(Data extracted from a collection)
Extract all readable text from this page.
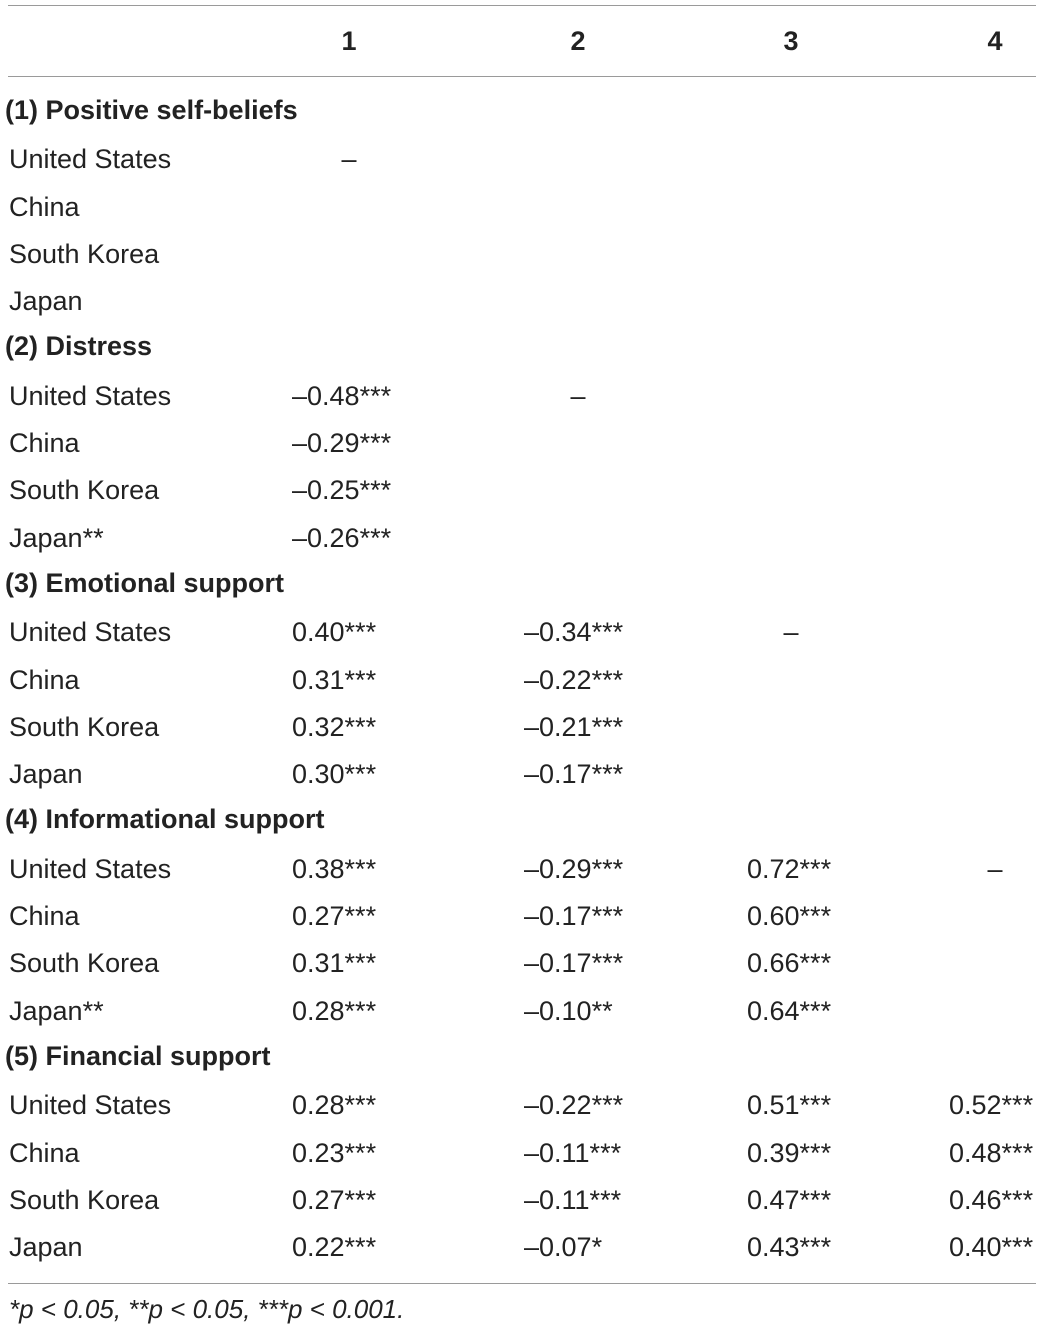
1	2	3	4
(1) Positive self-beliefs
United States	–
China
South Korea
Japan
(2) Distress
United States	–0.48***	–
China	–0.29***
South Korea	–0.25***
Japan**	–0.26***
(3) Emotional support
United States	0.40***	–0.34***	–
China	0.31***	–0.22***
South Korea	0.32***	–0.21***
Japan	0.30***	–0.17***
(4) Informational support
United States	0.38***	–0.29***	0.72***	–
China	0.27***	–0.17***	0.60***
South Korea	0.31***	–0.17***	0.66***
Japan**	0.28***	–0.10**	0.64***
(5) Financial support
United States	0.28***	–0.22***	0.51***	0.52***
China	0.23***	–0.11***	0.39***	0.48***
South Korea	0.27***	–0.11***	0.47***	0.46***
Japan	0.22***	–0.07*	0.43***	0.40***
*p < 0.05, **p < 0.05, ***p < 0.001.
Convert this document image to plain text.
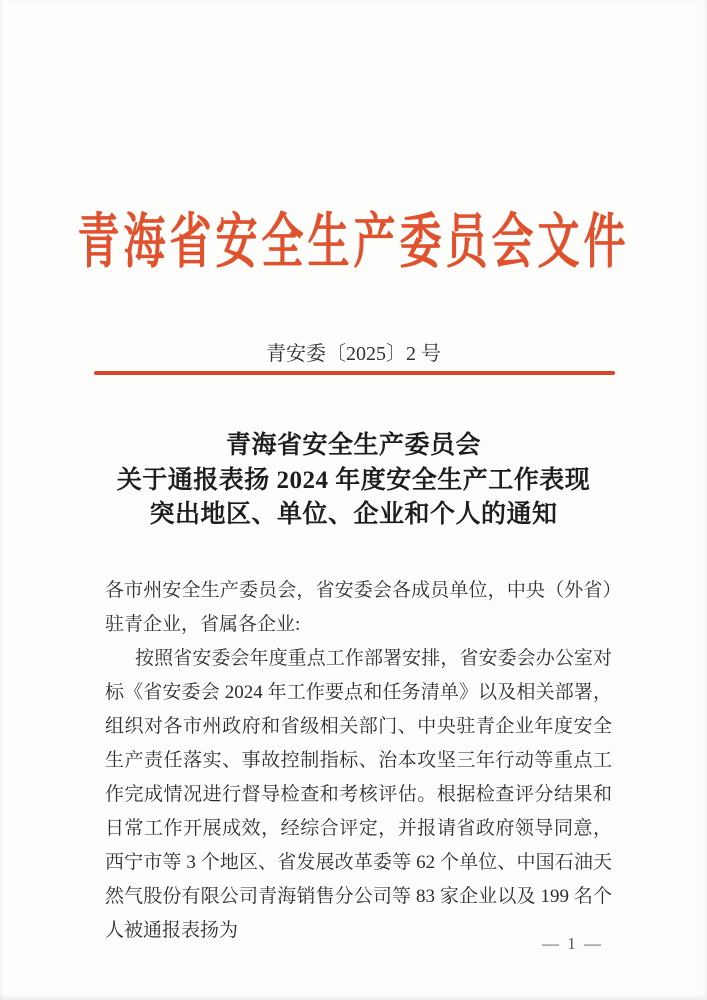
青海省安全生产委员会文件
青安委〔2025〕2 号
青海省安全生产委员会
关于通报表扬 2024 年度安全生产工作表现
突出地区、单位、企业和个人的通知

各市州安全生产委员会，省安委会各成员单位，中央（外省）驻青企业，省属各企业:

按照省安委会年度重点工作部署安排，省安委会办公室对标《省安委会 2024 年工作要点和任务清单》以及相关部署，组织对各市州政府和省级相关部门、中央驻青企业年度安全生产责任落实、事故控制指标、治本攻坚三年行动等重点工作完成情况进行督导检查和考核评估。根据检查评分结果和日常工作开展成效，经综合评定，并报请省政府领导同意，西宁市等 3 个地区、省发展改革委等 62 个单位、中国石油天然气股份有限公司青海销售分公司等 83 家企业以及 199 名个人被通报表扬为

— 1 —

» Goal of the exercise
Copy each line above where the string "support" occurs.

» The solution
(3) Emotional support
(4) Informational support
(5) Financial support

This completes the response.